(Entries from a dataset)
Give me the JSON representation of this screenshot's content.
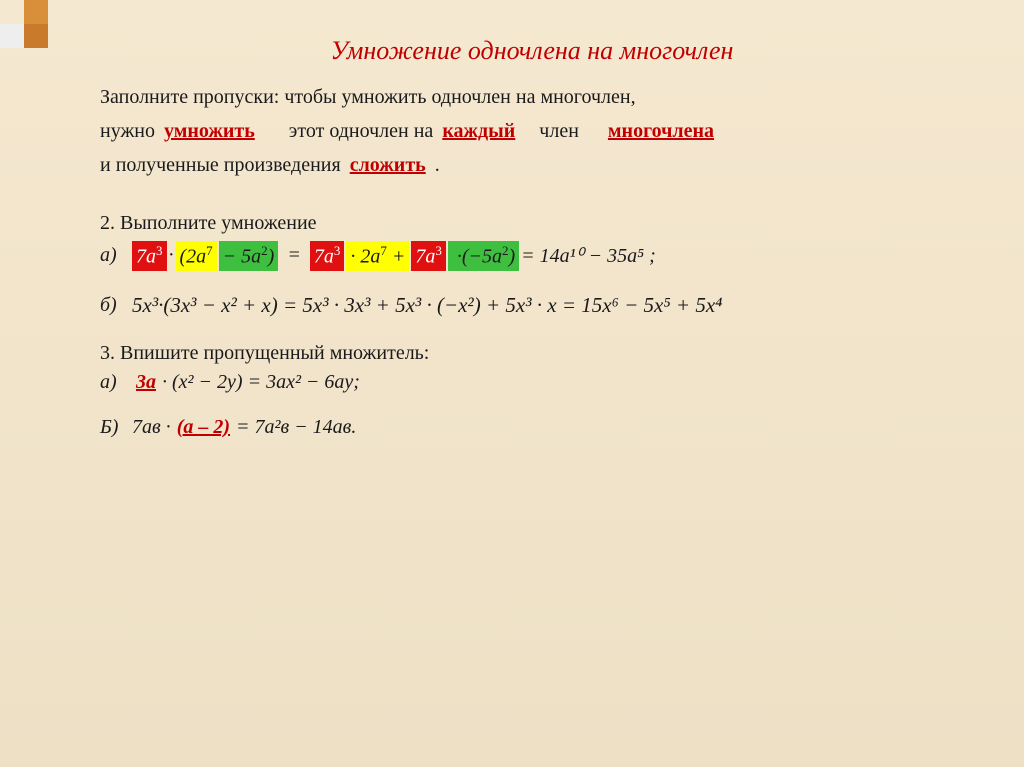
{
  "title": "Умножение одночлена на многочлен",
  "rule": {
    "line1_a": "Заполните пропуски: чтобы умножить одночлен на многочлен,",
    "line2_a": "нужно",
    "blank_mult": "умножить",
    "line2_b": "этот одночлен на",
    "blank_each": "каждый",
    "line2_c": "член",
    "blank_poly": "многочлена",
    "line3_a": "и полученные произведения",
    "blank_add": "сложить",
    "line3_b": "."
  },
  "task2": {
    "head": "2. Выполните умножение",
    "a": {
      "label": "а)",
      "p1": "7a",
      "p1e": "3",
      "dot": "·",
      "lp": "(",
      "p2a": "2a",
      "p2ae": "7",
      "minus": " − ",
      "p2b": "5a",
      "p2be": "2",
      "rp": ")",
      "eq": "=",
      "p3": "7a",
      "p3e": "3",
      "mid1": "· 2a",
      "mid1e": "7",
      "plus": " + ",
      "p4": "7a",
      "p4e": "3",
      "mid2": "·(−5a",
      "mid2e": "2",
      "mid2b": ")",
      "result": " = 14a¹⁰ − 35a⁵ ;"
    },
    "b": {
      "label": "б)",
      "expr": "5x³·(3x³ − x² + x) = 5x³ · 3x³ + 5x³ · (−x²) + 5x³ · x = 15x⁶ − 5x⁵ + 5x⁴"
    }
  },
  "task3": {
    "head": "3. Впишите пропущенный множитель:",
    "a": {
      "label": "а)",
      "ans": "3a",
      "rest": " · (x² − 2y) = 3ax² − 6ay;"
    },
    "b": {
      "label": "Б)",
      "lead": "7aв · ",
      "ans": "(a – 2)",
      "rest": " = 7a²в − 14aв."
    }
  },
  "colors": {
    "title": "#c00000",
    "blank": "#c00000",
    "hl_red_bg": "#e01010",
    "hl_red_fg": "#ffffff",
    "hl_yel_bg": "#ffff00",
    "hl_grn_bg": "#3fbf3f",
    "bg_top": "#f5e8d0",
    "bg_bot": "#ede0c5"
  },
  "fontsize": {
    "title": 26,
    "body": 20
  }
}
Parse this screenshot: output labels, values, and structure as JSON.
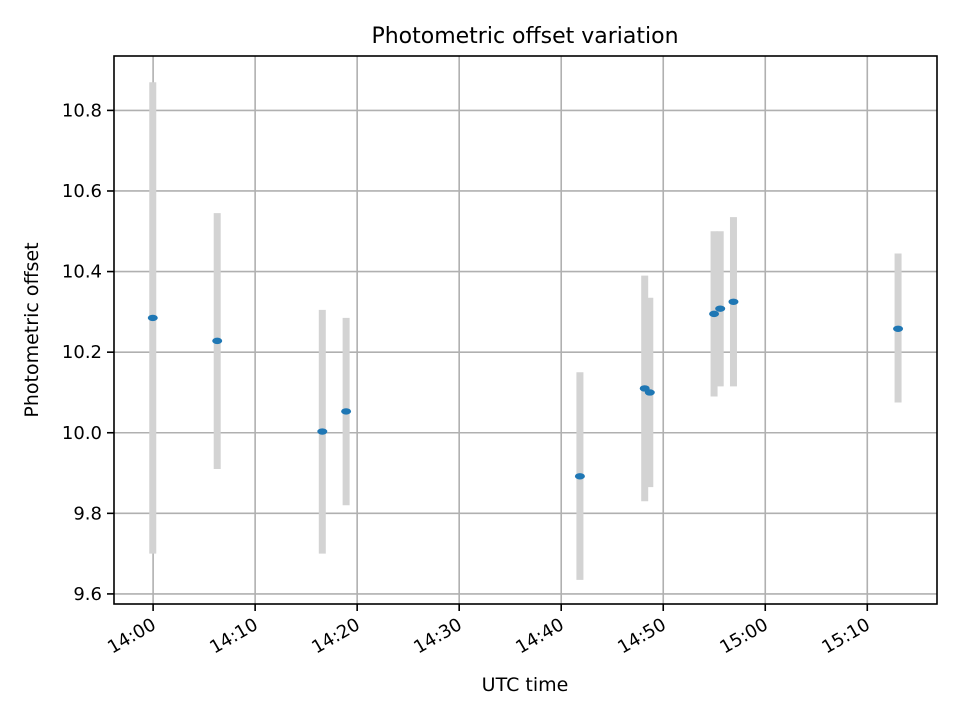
{
  "chart_data": {
    "type": "scatter",
    "title": "Photometric offset variation",
    "xlabel": "UTC time",
    "ylabel": "Photometric offset",
    "xlim": [
      "13:56:10",
      "15:16:50"
    ],
    "ylim": [
      9.575,
      10.935
    ],
    "x_ticks": [
      "14:00",
      "14:10",
      "14:20",
      "14:30",
      "14:40",
      "14:50",
      "15:00",
      "15:10"
    ],
    "y_ticks": [
      "9.6",
      "9.8",
      "10.0",
      "10.2",
      "10.4",
      "10.6",
      "10.8"
    ],
    "grid": true,
    "colors": {
      "point": "#1f77b4",
      "error_bar": "#d3d3d3"
    },
    "points": [
      {
        "x": "13:59:58",
        "y": 10.285,
        "ylow": 9.7,
        "yhigh": 10.87
      },
      {
        "x": "14:06:17",
        "y": 10.228,
        "ylow": 9.91,
        "yhigh": 10.545
      },
      {
        "x": "14:16:35",
        "y": 10.003,
        "ylow": 9.7,
        "yhigh": 10.305
      },
      {
        "x": "14:18:55",
        "y": 10.053,
        "ylow": 9.82,
        "yhigh": 10.285
      },
      {
        "x": "14:41:50",
        "y": 9.892,
        "ylow": 9.635,
        "yhigh": 10.15
      },
      {
        "x": "14:48:11",
        "y": 10.11,
        "ylow": 9.83,
        "yhigh": 10.39
      },
      {
        "x": "14:48:41",
        "y": 10.1,
        "ylow": 9.865,
        "yhigh": 10.335
      },
      {
        "x": "14:54:59",
        "y": 10.295,
        "ylow": 10.09,
        "yhigh": 10.5
      },
      {
        "x": "14:55:35",
        "y": 10.308,
        "ylow": 10.115,
        "yhigh": 10.5
      },
      {
        "x": "14:56:53",
        "y": 10.325,
        "ylow": 10.115,
        "yhigh": 10.535
      },
      {
        "x": "15:13:01",
        "y": 10.258,
        "ylow": 10.075,
        "yhigh": 10.445
      }
    ]
  }
}
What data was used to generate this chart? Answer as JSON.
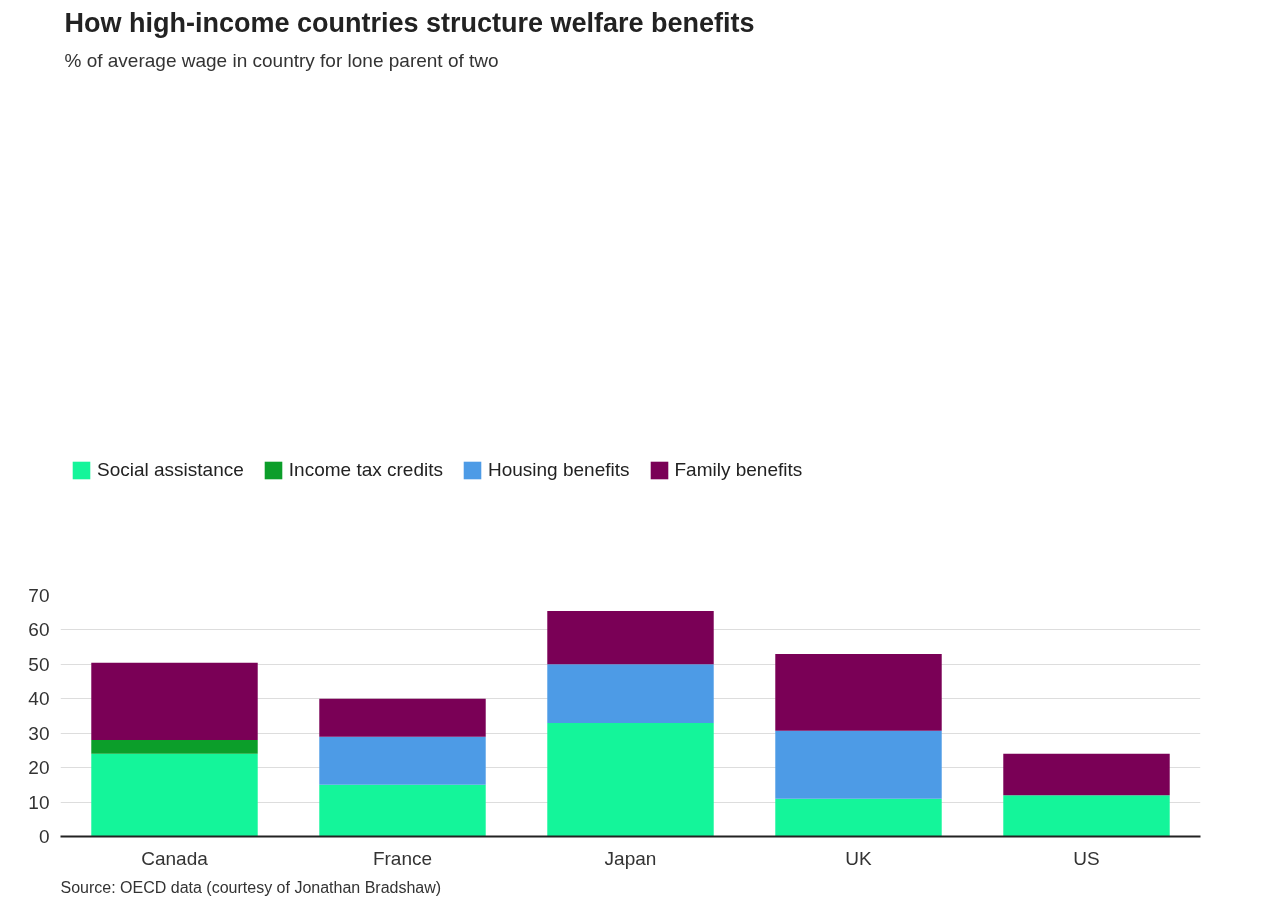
{
  "chart_data": {
    "type": "bar",
    "title": "How high-income countries structure welfare benefits",
    "subtitle": "% of average wage in country for lone parent of two",
    "categories": [
      "Canada",
      "France",
      "Japan",
      "UK",
      "US"
    ],
    "stacked": true,
    "series": [
      {
        "name": "Social assistance",
        "color": "#14f59a",
        "values": [
          24,
          15,
          33,
          11,
          12
        ]
      },
      {
        "name": "Income tax credits",
        "color": "#0c9e2a",
        "values": [
          4,
          null,
          null,
          null,
          null
        ]
      },
      {
        "name": "Housing benefits",
        "color": "#4d9be6",
        "values": [
          null,
          14,
          17,
          19.7,
          null
        ]
      },
      {
        "name": "Family benefits",
        "color": "#7a0056",
        "values": [
          22.5,
          11,
          15.5,
          22.3,
          12
        ]
      }
    ],
    "ylim": [
      0,
      70
    ],
    "yticks": [
      0,
      10,
      20,
      30,
      40,
      50,
      60,
      70
    ],
    "grid": "y",
    "legend": "top",
    "annotations": [
      "Source: OECD data (courtesy of Jonathan Bradshaw)"
    ]
  }
}
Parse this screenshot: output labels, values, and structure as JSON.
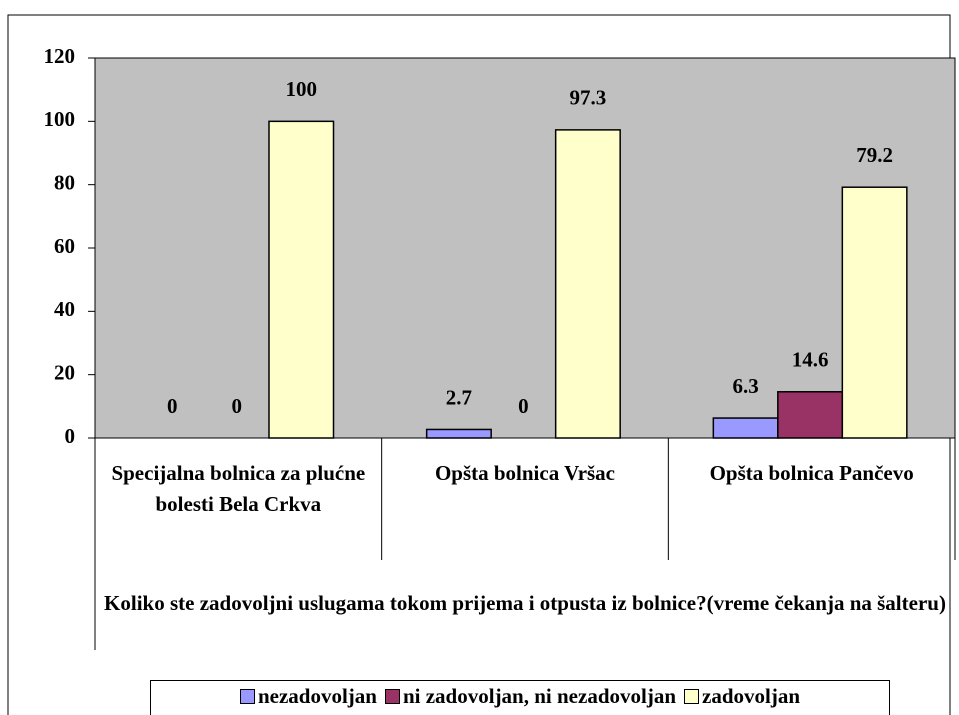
{
  "chart_data": {
    "type": "bar",
    "x_label": "Koliko ste zadovoljni uslugama tokom prijema i otpusta iz bolnice?(vreme čekanja na šalteru)",
    "categories": [
      "Specijalna bolnica za plućne bolesti Bela Crkva",
      "Opšta bolnica Vršac",
      "Opšta bolnica Pančevo"
    ],
    "series": [
      {
        "name": "nezadovoljan",
        "color": "#9999ff",
        "values": [
          0,
          2.7,
          6.3
        ]
      },
      {
        "name": "ni zadovoljan, ni nezadovoljan",
        "color": "#993366",
        "values": [
          0,
          0,
          14.6
        ]
      },
      {
        "name": "zadovoljan",
        "color": "#ffffcc",
        "values": [
          100,
          97.3,
          79.2
        ]
      }
    ],
    "ylim": [
      0,
      120
    ],
    "yticks": [
      0,
      20,
      40,
      60,
      80,
      100,
      120
    ],
    "grid": false,
    "plot_background": "#c0c0c0",
    "legend": "bottom"
  }
}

* **BRIEF**
List all lines in the material containing the string "умножить".

* **ANSWER TO THIS TASK**
    "line1_a": "Заполните пропуски: чтобы умножить одночлен на многочлен,",
    "blank_mult": "умножить",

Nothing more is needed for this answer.